Entries with figure data
################

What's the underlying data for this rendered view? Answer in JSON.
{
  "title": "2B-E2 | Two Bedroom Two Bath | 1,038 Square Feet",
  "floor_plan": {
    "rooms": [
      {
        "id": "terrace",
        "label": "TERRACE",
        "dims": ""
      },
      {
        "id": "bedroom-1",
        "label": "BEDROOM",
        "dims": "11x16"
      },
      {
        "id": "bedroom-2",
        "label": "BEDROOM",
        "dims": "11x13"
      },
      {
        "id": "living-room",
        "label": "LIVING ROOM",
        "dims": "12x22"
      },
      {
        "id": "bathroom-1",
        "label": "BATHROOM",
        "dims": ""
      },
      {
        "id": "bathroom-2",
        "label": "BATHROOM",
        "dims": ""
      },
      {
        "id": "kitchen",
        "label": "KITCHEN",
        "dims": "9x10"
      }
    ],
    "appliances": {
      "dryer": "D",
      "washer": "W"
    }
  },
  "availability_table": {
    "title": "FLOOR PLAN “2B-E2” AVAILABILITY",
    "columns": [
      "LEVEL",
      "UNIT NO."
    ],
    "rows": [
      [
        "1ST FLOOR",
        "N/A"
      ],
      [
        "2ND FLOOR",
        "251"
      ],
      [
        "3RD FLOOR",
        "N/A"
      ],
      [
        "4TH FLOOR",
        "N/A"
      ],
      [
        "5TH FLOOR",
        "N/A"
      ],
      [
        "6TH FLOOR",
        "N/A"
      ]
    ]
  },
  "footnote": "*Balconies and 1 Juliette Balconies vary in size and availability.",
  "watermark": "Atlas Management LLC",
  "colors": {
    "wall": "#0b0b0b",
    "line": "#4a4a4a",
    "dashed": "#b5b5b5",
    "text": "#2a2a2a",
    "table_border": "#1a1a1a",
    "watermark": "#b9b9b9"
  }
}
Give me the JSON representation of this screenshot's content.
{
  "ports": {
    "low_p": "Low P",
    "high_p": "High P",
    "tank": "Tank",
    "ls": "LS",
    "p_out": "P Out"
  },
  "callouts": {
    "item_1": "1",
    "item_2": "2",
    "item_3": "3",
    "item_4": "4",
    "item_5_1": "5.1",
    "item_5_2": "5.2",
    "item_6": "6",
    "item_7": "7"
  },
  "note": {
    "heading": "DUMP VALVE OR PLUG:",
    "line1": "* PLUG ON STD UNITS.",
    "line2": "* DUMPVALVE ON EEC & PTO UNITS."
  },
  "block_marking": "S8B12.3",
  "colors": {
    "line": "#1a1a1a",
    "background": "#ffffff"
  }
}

################

**Task requirements:**
Go through the records above and copy every line with the word "this".

**The response:**
What's the underlying data for this rendered view? Answer in JSON.
Give me the JSON representation of this screenshot's content.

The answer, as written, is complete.